Records from a collection
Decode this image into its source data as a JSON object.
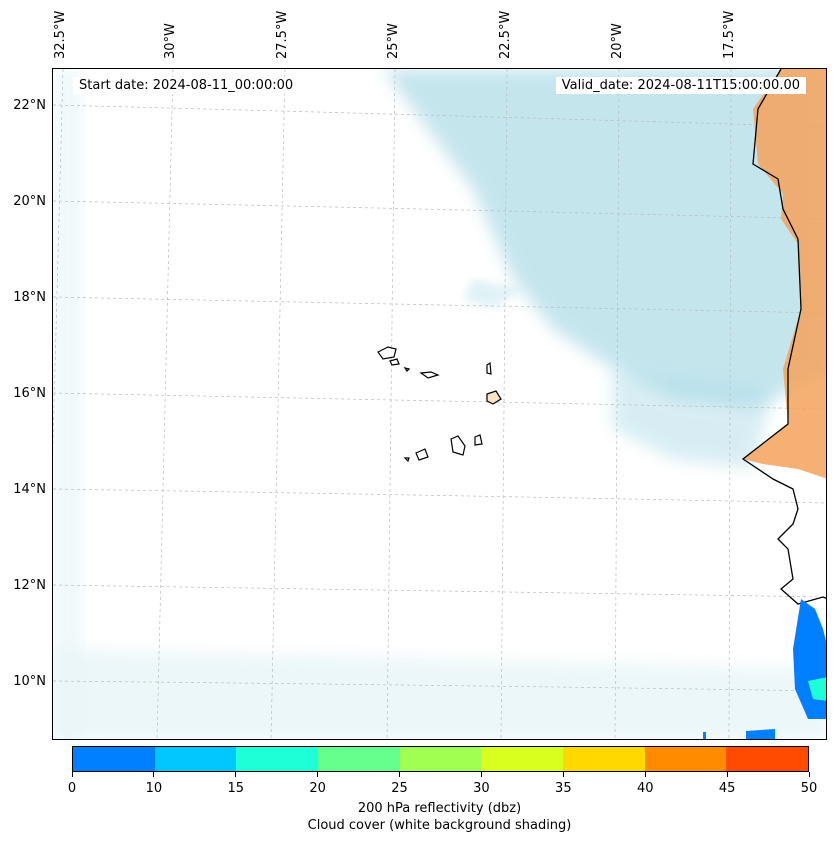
{
  "map": {
    "start_date": "Start date: 2024-08-11_00:00:00",
    "valid_date": "Valid_date: 2024-08-11T15:00:00.00",
    "lon_labels": [
      "32.5°W",
      "30°W",
      "27.5°W",
      "25°W",
      "22.5°W",
      "20°W",
      "17.5°W"
    ],
    "lat_labels": [
      "22°N",
      "20°N",
      "18°N",
      "16°N",
      "14°N",
      "12°N",
      "10°N"
    ],
    "colors": {
      "cloud": "#a9d9e5",
      "land": "#f4a25a",
      "coast": "#000000",
      "gridline": "#bbbbbb"
    }
  },
  "colorbar": {
    "ticks": [
      "0",
      "10",
      "15",
      "20",
      "25",
      "30",
      "35",
      "40",
      "45",
      "50"
    ],
    "colors": [
      "#0080ff",
      "#00c8ff",
      "#1effd8",
      "#64ff8c",
      "#a0ff50",
      "#d8ff1e",
      "#ffd800",
      "#ff8c00",
      "#ff4a00"
    ],
    "label_line1": "200 hPa reflectivity (dbz)",
    "label_line2": "Cloud cover (white background shading)"
  }
}
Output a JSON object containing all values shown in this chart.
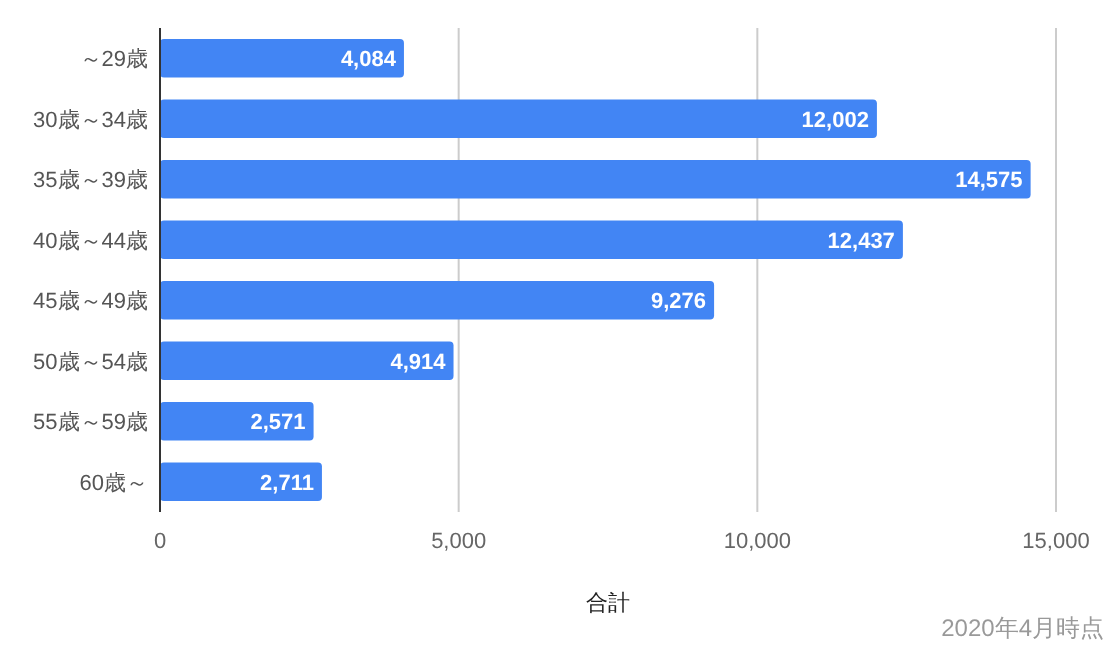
{
  "chart_data": {
    "type": "bar",
    "orientation": "horizontal",
    "categories": [
      "～29歳",
      "30歳～34歳",
      "35歳～39歳",
      "40歳～44歳",
      "45歳～49歳",
      "50歳～54歳",
      "55歳～59歳",
      "60歳～"
    ],
    "values": [
      4084,
      12002,
      14575,
      12437,
      9276,
      4914,
      2571,
      2711
    ],
    "color": "#4285f4",
    "xlim": [
      0,
      15000
    ],
    "xticks": [
      {
        "value": 0,
        "label": "0"
      },
      {
        "value": 5000,
        "label": "5,000"
      },
      {
        "value": 10000,
        "label": "10,000"
      },
      {
        "value": 15000,
        "label": "15,000"
      }
    ],
    "value_labels": [
      "4,084",
      "12,002",
      "14,575",
      "12,437",
      "9,276",
      "4,914",
      "2,571",
      "2,711"
    ],
    "xlabel": "合計",
    "grid": "x",
    "annotations": [
      "2020年4月時点"
    ]
  }
}
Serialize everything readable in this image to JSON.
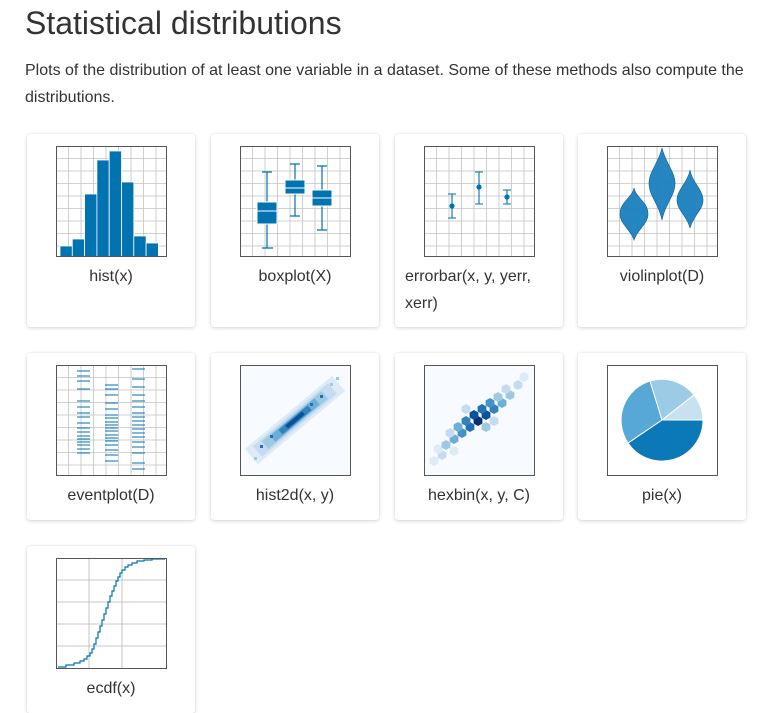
{
  "page": {
    "title": "Statistical distributions",
    "intro": "Plots of the distribution of at least one variable in a dataset. Some of these methods also compute the distributions."
  },
  "colors": {
    "primary": "#0173b1",
    "grid": "#b0b0b0",
    "frame": "#555555"
  },
  "cards": [
    {
      "label": "hist(x)",
      "icon": "histogram-icon"
    },
    {
      "label": "boxplot(X)",
      "icon": "boxplot-icon"
    },
    {
      "label": "errorbar(x, y, yerr, xerr)",
      "icon": "errorbar-icon"
    },
    {
      "label": "violinplot(D)",
      "icon": "violinplot-icon"
    },
    {
      "label": "eventplot(D)",
      "icon": "eventplot-icon"
    },
    {
      "label": "hist2d(x, y)",
      "icon": "hist2d-icon"
    },
    {
      "label": "hexbin(x, y, C)",
      "icon": "hexbin-icon"
    },
    {
      "label": "pie(x)",
      "icon": "pie-icon"
    },
    {
      "label": "ecdf(x)",
      "icon": "ecdf-icon"
    }
  ]
}
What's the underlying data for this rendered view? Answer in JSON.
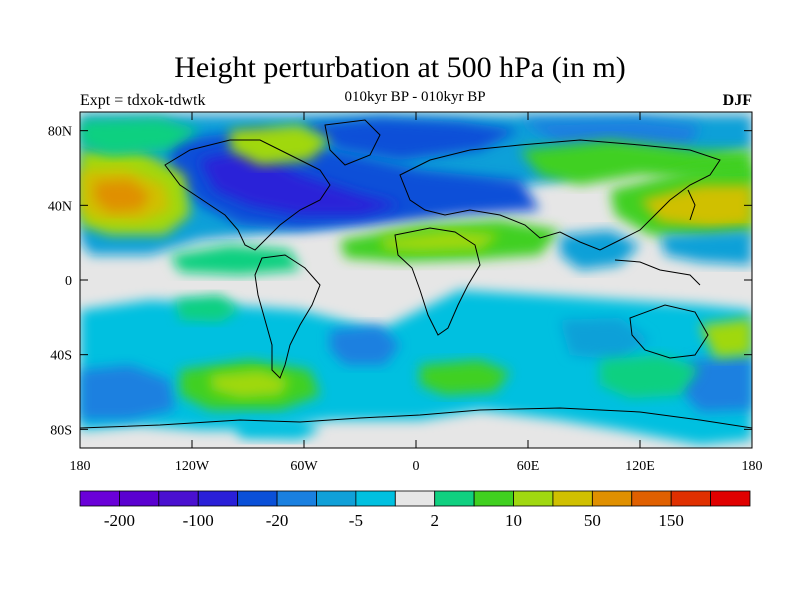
{
  "title": "Height perturbation at 500 hPa (in m)",
  "subtitle_left": "Expt = tdxok-tdwtk",
  "subtitle_center": "010kyr BP - 010kyr BP",
  "subtitle_right": "DJF",
  "x_ticks": [
    {
      "value": -180,
      "label": "180"
    },
    {
      "value": -120,
      "label": "120W"
    },
    {
      "value": -60,
      "label": "60W"
    },
    {
      "value": 0,
      "label": "0"
    },
    {
      "value": 60,
      "label": "60E"
    },
    {
      "value": 120,
      "label": "120E"
    },
    {
      "value": 180,
      "label": "180"
    }
  ],
  "y_ticks": [
    {
      "value": 80,
      "label": "80N"
    },
    {
      "value": 40,
      "label": "40N"
    },
    {
      "value": 0,
      "label": "0"
    },
    {
      "value": -40,
      "label": "40S"
    },
    {
      "value": -80,
      "label": "80S"
    }
  ],
  "colorbar": {
    "colors": [
      "#6a00d8",
      "#5a00d0",
      "#4a10d0",
      "#2a20d8",
      "#0a50d8",
      "#1a80e0",
      "#10a0d8",
      "#00c0e0",
      "#e6e6e6",
      "#10d080",
      "#40d020",
      "#a0d810",
      "#d0c000",
      "#e09000",
      "#e06000",
      "#e03000",
      "#e00000"
    ],
    "labels": [
      {
        "index": 1,
        "text": "-200"
      },
      {
        "index": 3,
        "text": "-100"
      },
      {
        "index": 5,
        "text": "-20"
      },
      {
        "index": 7,
        "text": "-5"
      },
      {
        "index": 9,
        "text": "2"
      },
      {
        "index": 11,
        "text": "10"
      },
      {
        "index": 13,
        "text": "50"
      },
      {
        "index": 15,
        "text": "150"
      }
    ]
  },
  "colors": {
    "background": "#e6e6e6",
    "land_outline": "#000000"
  }
}
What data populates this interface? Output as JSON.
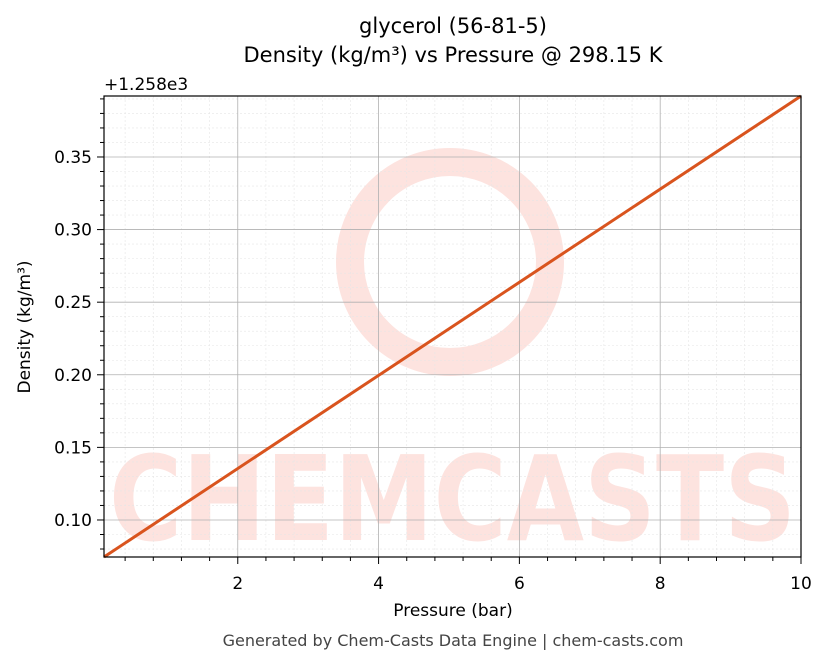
{
  "chart_data": {
    "type": "line",
    "title": "glycerol (56-81-5)",
    "subtitle": "Density (kg/m³) vs Pressure @ 298.15 K",
    "x_label": "Pressure (bar)",
    "y_label": "Density (kg/m³)",
    "y_offset_label": "+1.258e3",
    "watermark": "CHEMCASTS",
    "footer": "Generated by Chem-Casts Data Engine | chem-casts.com",
    "x": [
      0.1,
      10
    ],
    "series": [
      {
        "name": "glycerol",
        "color": "#d9541e",
        "values": [
          0.0745,
          0.392
        ]
      }
    ],
    "xlim": [
      0.1,
      10
    ],
    "ylim": [
      0.0745,
      0.392
    ],
    "xticks": [
      2,
      4,
      6,
      8,
      10
    ],
    "yticks": [
      {
        "value": 0.1,
        "label": "0.10"
      },
      {
        "value": 0.15,
        "label": "0.15"
      },
      {
        "value": 0.2,
        "label": "0.20"
      },
      {
        "value": 0.25,
        "label": "0.25"
      },
      {
        "value": 0.3,
        "label": "0.30"
      },
      {
        "value": 0.35,
        "label": "0.35"
      }
    ],
    "xminorticks": [
      0.4,
      0.8,
      1.2,
      1.6,
      2.4,
      2.8,
      3.2,
      3.6,
      4.4,
      4.8,
      5.2,
      5.6,
      6.4,
      6.8,
      7.2,
      7.6,
      8.4,
      8.8,
      9.2,
      9.6
    ],
    "yminorticks": [
      0.08,
      0.09,
      0.11,
      0.12,
      0.13,
      0.14,
      0.16,
      0.17,
      0.18,
      0.19,
      0.21,
      0.22,
      0.23,
      0.24,
      0.26,
      0.27,
      0.28,
      0.29,
      0.31,
      0.32,
      0.33,
      0.34,
      0.36,
      0.37,
      0.38,
      0.39
    ],
    "grid": true
  }
}
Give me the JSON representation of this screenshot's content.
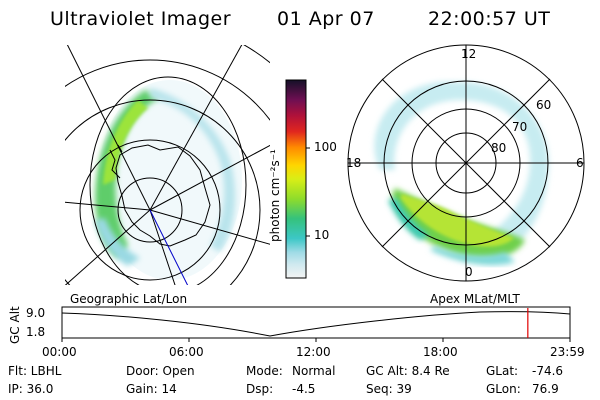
{
  "header": {
    "instrument": "Ultraviolet Imager",
    "date": "01 Apr 07",
    "time": "22:00:57 UT"
  },
  "colorbar": {
    "unit_label": "photon cm⁻²s⁻¹",
    "ticks": [
      "100",
      "10"
    ]
  },
  "polar_plot": {
    "mlt_labels": [
      "12",
      "18",
      "6",
      "0"
    ],
    "lat_labels": [
      "60",
      "70",
      "80"
    ]
  },
  "frame_labels": {
    "geographic": "Geographic Lat/Lon",
    "apex": "Apex MLat/MLT"
  },
  "altitude_plot": {
    "axis_label": "GC Alt",
    "y_ticks": [
      "9.0",
      "1.8"
    ],
    "x_ticks": [
      "00:00",
      "06:00",
      "12:00",
      "18:00",
      "23:59"
    ],
    "current_time_fraction": 0.917
  },
  "info": {
    "flt": "Flt: LBHL",
    "ip": "IP: 36.0",
    "door": "Door: Open",
    "gain": "Gain: 14",
    "mode_label": "Mode:",
    "mode_value": "Normal",
    "dsp_label": "Dsp:",
    "dsp_value": "-4.5",
    "gc_alt": "GC Alt: 8.4 Re",
    "seq": "Seq: 39",
    "glat_label": "GLat:",
    "glat_value": "-74.6",
    "glon_label": "GLon:",
    "glon_value": "76.9"
  },
  "colors": {
    "altitude_marker": "#e00000"
  }
}
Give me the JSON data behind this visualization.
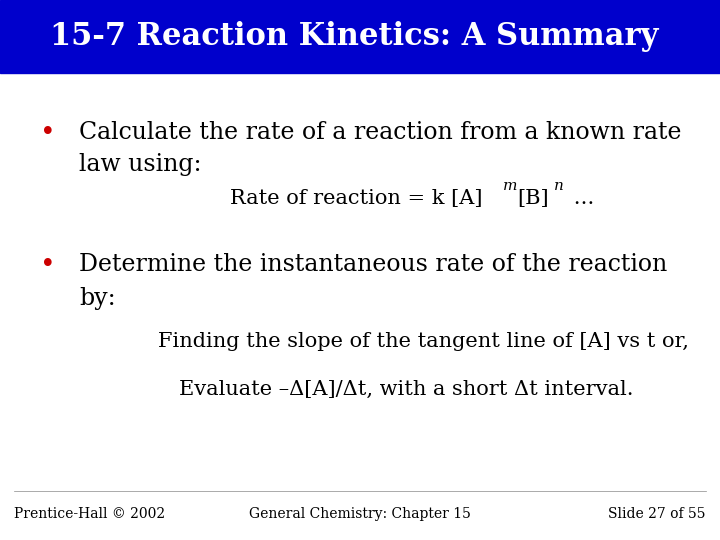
{
  "title": "15-7 Reaction Kinetics: A Summary",
  "title_bg_color": "#0000CC",
  "title_text_color": "#FFFFFF",
  "bg_color": "#FFFFFF",
  "bullet_color": "#CC0000",
  "body_text_color": "#000000",
  "bullet1_line1": "Calculate the rate of a reaction from a known rate",
  "bullet1_line2": "law using:",
  "bullet2_line1": "Determine the instantaneous rate of the reaction",
  "bullet2_line2": "by:",
  "bullet2_sub1": "Finding the slope of the tangent line of [A] vs t or,",
  "bullet2_sub2": "Evaluate –Δ[A]/Δt, with a short Δt interval.",
  "footer_left": "Prentice-Hall © 2002",
  "footer_center": "General Chemistry: Chapter 15",
  "footer_right": "Slide 27 of 55",
  "title_font_size": 22,
  "body_font_size": 17,
  "sub_font_size": 15,
  "footer_font_size": 10
}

TASK DIRECTIONS:
Locate each line containing the string "Output" and show it.

WRITTEN RESPONSE:
Output a JSON object containing all values shown in this chart.
What data populates this interface? Output as JSON.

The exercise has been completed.